═════ Records provided

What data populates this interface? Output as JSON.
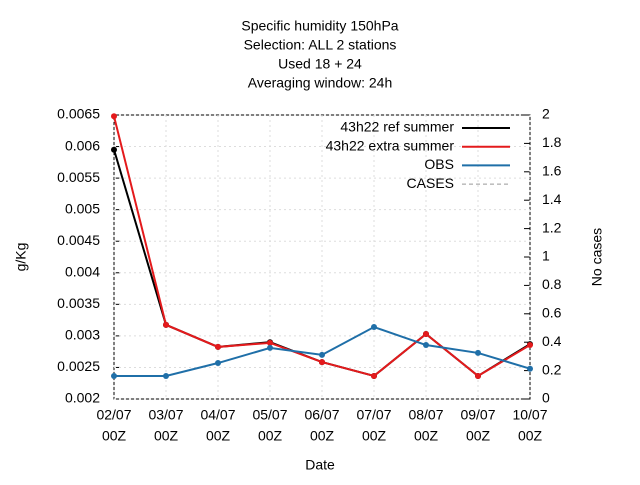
{
  "chart_data": {
    "type": "line",
    "title": [
      "Specific humidity 150hPa",
      "Selection: ALL       2 stations",
      "Used  18  + 24",
      "Averaging window: 24h"
    ],
    "xlabel": "Date",
    "ylabel": "g/Kg",
    "y2label": "No cases",
    "categories": [
      [
        "02/07",
        "00Z"
      ],
      [
        "03/07",
        "00Z"
      ],
      [
        "04/07",
        "00Z"
      ],
      [
        "05/07",
        "00Z"
      ],
      [
        "06/07",
        "00Z"
      ],
      [
        "07/07",
        "00Z"
      ],
      [
        "08/07",
        "00Z"
      ],
      [
        "09/07",
        "00Z"
      ],
      [
        "10/07",
        "00Z"
      ]
    ],
    "series": [
      {
        "name": "43h22 ref summer",
        "color": "#000000",
        "values": [
          0.00595,
          0.003175,
          0.002825,
          0.0029,
          0.002585,
          0.002365,
          0.00303,
          0.002365,
          0.00287
        ]
      },
      {
        "name": "43h22 extra summer",
        "color": "#e41a1c",
        "values": [
          0.00648,
          0.003175,
          0.002825,
          0.00289,
          0.002585,
          0.002365,
          0.00303,
          0.002365,
          0.002855
        ]
      },
      {
        "name": "OBS",
        "color": "#1f6fa8",
        "values": [
          0.002365,
          0.002365,
          0.00257,
          0.00281,
          0.0027,
          0.00314,
          0.002855,
          0.00273,
          0.00248
        ]
      },
      {
        "name": "CASES",
        "color": "#999999",
        "dashed": true,
        "axis": "y2",
        "values": [
          null,
          null,
          null,
          null,
          null,
          null,
          null,
          null,
          null
        ]
      }
    ],
    "ylim": [
      0.002,
      0.0065
    ],
    "yticks": [
      0.002,
      0.0025,
      0.003,
      0.0035,
      0.004,
      0.0045,
      0.005,
      0.0055,
      0.006,
      0.0065
    ],
    "y2lim": [
      0,
      2
    ],
    "y2ticks": [
      0,
      0.2,
      0.4,
      0.6,
      0.8,
      1,
      1.2,
      1.4,
      1.6,
      1.8,
      2
    ],
    "grid": true,
    "legend": "top-right"
  }
}
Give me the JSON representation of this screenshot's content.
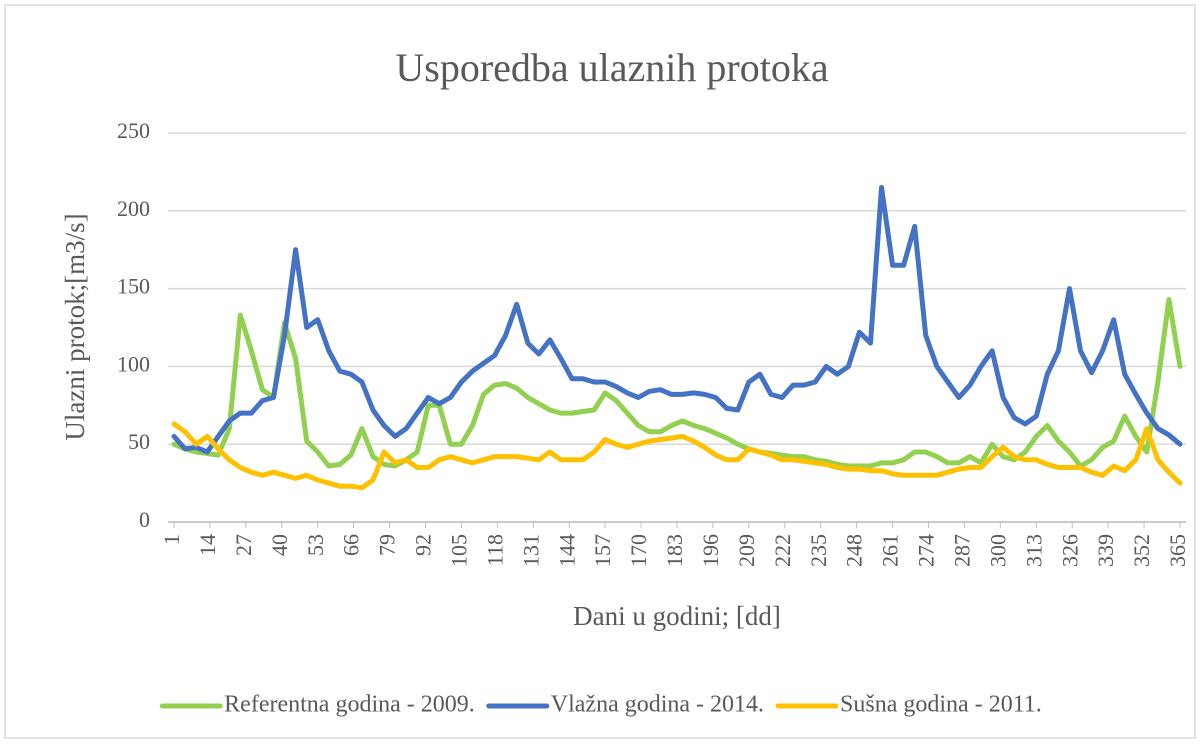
{
  "chart_data": {
    "type": "line",
    "title": "Usporedba ulaznih protoka",
    "y_label": "Ulazni protok;[m3/s]",
    "x_label": "Dani u godini; [dd]",
    "xlim": [
      1,
      365
    ],
    "xticks": [
      1,
      14,
      27,
      40,
      53,
      66,
      79,
      92,
      105,
      118,
      131,
      144,
      157,
      170,
      183,
      196,
      209,
      222,
      235,
      248,
      261,
      274,
      287,
      300,
      313,
      326,
      339,
      352,
      365
    ],
    "ylim": [
      0,
      250
    ],
    "yticks": [
      0,
      50,
      100,
      150,
      200,
      250
    ],
    "grid": true,
    "legend": "bottom",
    "x": [
      1,
      5,
      9,
      13,
      17,
      21,
      25,
      29,
      33,
      37,
      41,
      45,
      49,
      53,
      57,
      61,
      65,
      69,
      73,
      77,
      81,
      85,
      89,
      93,
      97,
      101,
      105,
      109,
      113,
      117,
      121,
      125,
      129,
      133,
      137,
      141,
      145,
      149,
      153,
      157,
      161,
      165,
      169,
      173,
      177,
      181,
      185,
      189,
      193,
      197,
      201,
      205,
      209,
      213,
      217,
      221,
      225,
      229,
      233,
      237,
      241,
      245,
      249,
      253,
      257,
      261,
      265,
      269,
      273,
      277,
      281,
      285,
      289,
      293,
      297,
      301,
      305,
      309,
      313,
      317,
      321,
      325,
      329,
      333,
      337,
      341,
      345,
      349,
      353,
      357,
      361,
      365
    ],
    "series": [
      {
        "name": "Referentna godina - 2009.",
        "color": "#92d050",
        "values": [
          50,
          47,
          45,
          44,
          43,
          60,
          133,
          110,
          85,
          80,
          128,
          105,
          52,
          45,
          36,
          37,
          43,
          60,
          42,
          37,
          36,
          40,
          45,
          75,
          75,
          50,
          50,
          62,
          82,
          88,
          89,
          86,
          80,
          76,
          72,
          70,
          70,
          71,
          72,
          83,
          78,
          70,
          62,
          58,
          58,
          62,
          65,
          62,
          60,
          57,
          54,
          50,
          47,
          45,
          44,
          43,
          42,
          42,
          40,
          39,
          37,
          36,
          36,
          36,
          38,
          38,
          40,
          45,
          45,
          42,
          38,
          38,
          42,
          38,
          50,
          42,
          40,
          45,
          55,
          62,
          52,
          45,
          36,
          40,
          48,
          52,
          68,
          55,
          45,
          90,
          143,
          100
        ]
      },
      {
        "name": "Vlažna godina - 2014.",
        "color": "#4472c4",
        "values": [
          55,
          47,
          48,
          45,
          55,
          65,
          70,
          70,
          78,
          80,
          120,
          175,
          125,
          130,
          110,
          97,
          95,
          90,
          72,
          62,
          55,
          60,
          70,
          80,
          76,
          80,
          90,
          97,
          102,
          107,
          120,
          140,
          115,
          108,
          117,
          105,
          92,
          92,
          90,
          90,
          87,
          83,
          80,
          84,
          85,
          82,
          82,
          83,
          82,
          80,
          73,
          72,
          90,
          95,
          82,
          80,
          88,
          88,
          90,
          100,
          95,
          100,
          122,
          115,
          215,
          165,
          165,
          190,
          120,
          100,
          90,
          80,
          88,
          100,
          110,
          80,
          67,
          63,
          68,
          95,
          110,
          150,
          110,
          96,
          110,
          130,
          95,
          82,
          70,
          60,
          56,
          50
        ]
      },
      {
        "name": "Sušna godina - 2011.",
        "color": "#ffc000",
        "values": [
          63,
          58,
          50,
          55,
          47,
          40,
          35,
          32,
          30,
          32,
          30,
          28,
          30,
          27,
          25,
          23,
          23,
          22,
          27,
          45,
          38,
          40,
          35,
          35,
          40,
          42,
          40,
          38,
          40,
          42,
          42,
          42,
          41,
          40,
          45,
          40,
          40,
          40,
          45,
          53,
          50,
          48,
          50,
          52,
          53,
          54,
          55,
          52,
          48,
          43,
          40,
          40,
          47,
          45,
          43,
          40,
          40,
          39,
          38,
          37,
          35,
          34,
          34,
          33,
          33,
          31,
          30,
          30,
          30,
          30,
          32,
          34,
          35,
          35,
          42,
          48,
          42,
          40,
          40,
          37,
          35,
          35,
          35,
          32,
          30,
          36,
          33,
          40,
          60,
          40,
          32,
          25
        ]
      }
    ]
  }
}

══════════

#### Task details:
Quote every line of the records above exactly; no picture is to be copied.

#### Task solution:
What data populates this interface? Output as JSON.
{
  "chart_data": {
    "type": "line",
    "title": [
      "Specific humidity 150hPa",
      "Selection: ALL       2 stations",
      "Used  18  + 24",
      "Averaging window: 24h"
    ],
    "xlabel": "Date",
    "ylabel": "g/Kg",
    "y2label": "No cases",
    "categories": [
      [
        "02/07",
        "00Z"
      ],
      [
        "03/07",
        "00Z"
      ],
      [
        "04/07",
        "00Z"
      ],
      [
        "05/07",
        "00Z"
      ],
      [
        "06/07",
        "00Z"
      ],
      [
        "07/07",
        "00Z"
      ],
      [
        "08/07",
        "00Z"
      ],
      [
        "09/07",
        "00Z"
      ],
      [
        "10/07",
        "00Z"
      ]
    ],
    "series": [
      {
        "name": "43h22 ref summer",
        "color": "#000000",
        "values": [
          0.00595,
          0.003175,
          0.002825,
          0.0029,
          0.002585,
          0.002365,
          0.00303,
          0.002365,
          0.00287
        ]
      },
      {
        "name": "43h22 extra summer",
        "color": "#e41a1c",
        "values": [
          0.00648,
          0.003175,
          0.002825,
          0.00289,
          0.002585,
          0.002365,
          0.00303,
          0.002365,
          0.002855
        ]
      },
      {
        "name": "OBS",
        "color": "#1f6fa8",
        "values": [
          0.002365,
          0.002365,
          0.00257,
          0.00281,
          0.0027,
          0.00314,
          0.002855,
          0.00273,
          0.00248
        ]
      },
      {
        "name": "CASES",
        "color": "#999999",
        "dashed": true,
        "axis": "y2",
        "values": [
          null,
          null,
          null,
          null,
          null,
          null,
          null,
          null,
          null
        ]
      }
    ],
    "ylim": [
      0.002,
      0.0065
    ],
    "yticks": [
      0.002,
      0.0025,
      0.003,
      0.0035,
      0.004,
      0.0045,
      0.005,
      0.0055,
      0.006,
      0.0065
    ],
    "y2lim": [
      0,
      2
    ],
    "y2ticks": [
      0,
      0.2,
      0.4,
      0.6,
      0.8,
      1,
      1.2,
      1.4,
      1.6,
      1.8,
      2
    ],
    "grid": true,
    "legend": "top-right"
  }
}
Give me the JSON representation of this screenshot's content.
{
  "chart_data": {
    "type": "line",
    "title": "Usporedba ulaznih protoka",
    "y_label": "Ulazni protok;[m3/s]",
    "x_label": "Dani u godini; [dd]",
    "xlim": [
      1,
      365
    ],
    "xticks": [
      1,
      14,
      27,
      40,
      53,
      66,
      79,
      92,
      105,
      118,
      131,
      144,
      157,
      170,
      183,
      196,
      209,
      222,
      235,
      248,
      261,
      274,
      287,
      300,
      313,
      326,
      339,
      352,
      365
    ],
    "ylim": [
      0,
      250
    ],
    "yticks": [
      0,
      50,
      100,
      150,
      200,
      250
    ],
    "grid": true,
    "legend": "bottom",
    "x": [
      1,
      5,
      9,
      13,
      17,
      21,
      25,
      29,
      33,
      37,
      41,
      45,
      49,
      53,
      57,
      61,
      65,
      69,
      73,
      77,
      81,
      85,
      89,
      93,
      97,
      101,
      105,
      109,
      113,
      117,
      121,
      125,
      129,
      133,
      137,
      141,
      145,
      149,
      153,
      157,
      161,
      165,
      169,
      173,
      177,
      181,
      185,
      189,
      193,
      197,
      201,
      205,
      209,
      213,
      217,
      221,
      225,
      229,
      233,
      237,
      241,
      245,
      249,
      253,
      257,
      261,
      265,
      269,
      273,
      277,
      281,
      285,
      289,
      293,
      297,
      301,
      305,
      309,
      313,
      317,
      321,
      325,
      329,
      333,
      337,
      341,
      345,
      349,
      353,
      357,
      361,
      365
    ],
    "series": [
      {
        "name": "Referentna godina - 2009.",
        "color": "#92d050",
        "values": [
          50,
          47,
          45,
          44,
          43,
          60,
          133,
          110,
          85,
          80,
          128,
          105,
          52,
          45,
          36,
          37,
          43,
          60,
          42,
          37,
          36,
          40,
          45,
          75,
          75,
          50,
          50,
          62,
          82,
          88,
          89,
          86,
          80,
          76,
          72,
          70,
          70,
          71,
          72,
          83,
          78,
          70,
          62,
          58,
          58,
          62,
          65,
          62,
          60,
          57,
          54,
          50,
          47,
          45,
          44,
          43,
          42,
          42,
          40,
          39,
          37,
          36,
          36,
          36,
          38,
          38,
          40,
          45,
          45,
          42,
          38,
          38,
          42,
          38,
          50,
          42,
          40,
          45,
          55,
          62,
          52,
          45,
          36,
          40,
          48,
          52,
          68,
          55,
          45,
          90,
          143,
          100
        ]
      },
      {
        "name": "Vlažna godina - 2014.",
        "color": "#4472c4",
        "values": [
          55,
          47,
          48,
          45,
          55,
          65,
          70,
          70,
          78,
          80,
          120,
          175,
          125,
          130,
          110,
          97,
          95,
          90,
          72,
          62,
          55,
          60,
          70,
          80,
          76,
          80,
          90,
          97,
          102,
          107,
          120,
          140,
          115,
          108,
          117,
          105,
          92,
          92,
          90,
          90,
          87,
          83,
          80,
          84,
          85,
          82,
          82,
          83,
          82,
          80,
          73,
          72,
          90,
          95,
          82,
          80,
          88,
          88,
          90,
          100,
          95,
          100,
          122,
          115,
          215,
          165,
          165,
          190,
          120,
          100,
          90,
          80,
          88,
          100,
          110,
          80,
          67,
          63,
          68,
          95,
          110,
          150,
          110,
          96,
          110,
          130,
          95,
          82,
          70,
          60,
          56,
          50
        ]
      },
      {
        "name": "Sušna godina - 2011.",
        "color": "#ffc000",
        "values": [
          63,
          58,
          50,
          55,
          47,
          40,
          35,
          32,
          30,
          32,
          30,
          28,
          30,
          27,
          25,
          23,
          23,
          22,
          27,
          45,
          38,
          40,
          35,
          35,
          40,
          42,
          40,
          38,
          40,
          42,
          42,
          42,
          41,
          40,
          45,
          40,
          40,
          40,
          45,
          53,
          50,
          48,
          50,
          52,
          53,
          54,
          55,
          52,
          48,
          43,
          40,
          40,
          47,
          45,
          43,
          40,
          40,
          39,
          38,
          37,
          35,
          34,
          34,
          33,
          33,
          31,
          30,
          30,
          30,
          30,
          32,
          34,
          35,
          35,
          42,
          48,
          42,
          40,
          40,
          37,
          35,
          35,
          35,
          32,
          30,
          36,
          33,
          40,
          60,
          40,
          32,
          25
        ]
      }
    ]
  }
}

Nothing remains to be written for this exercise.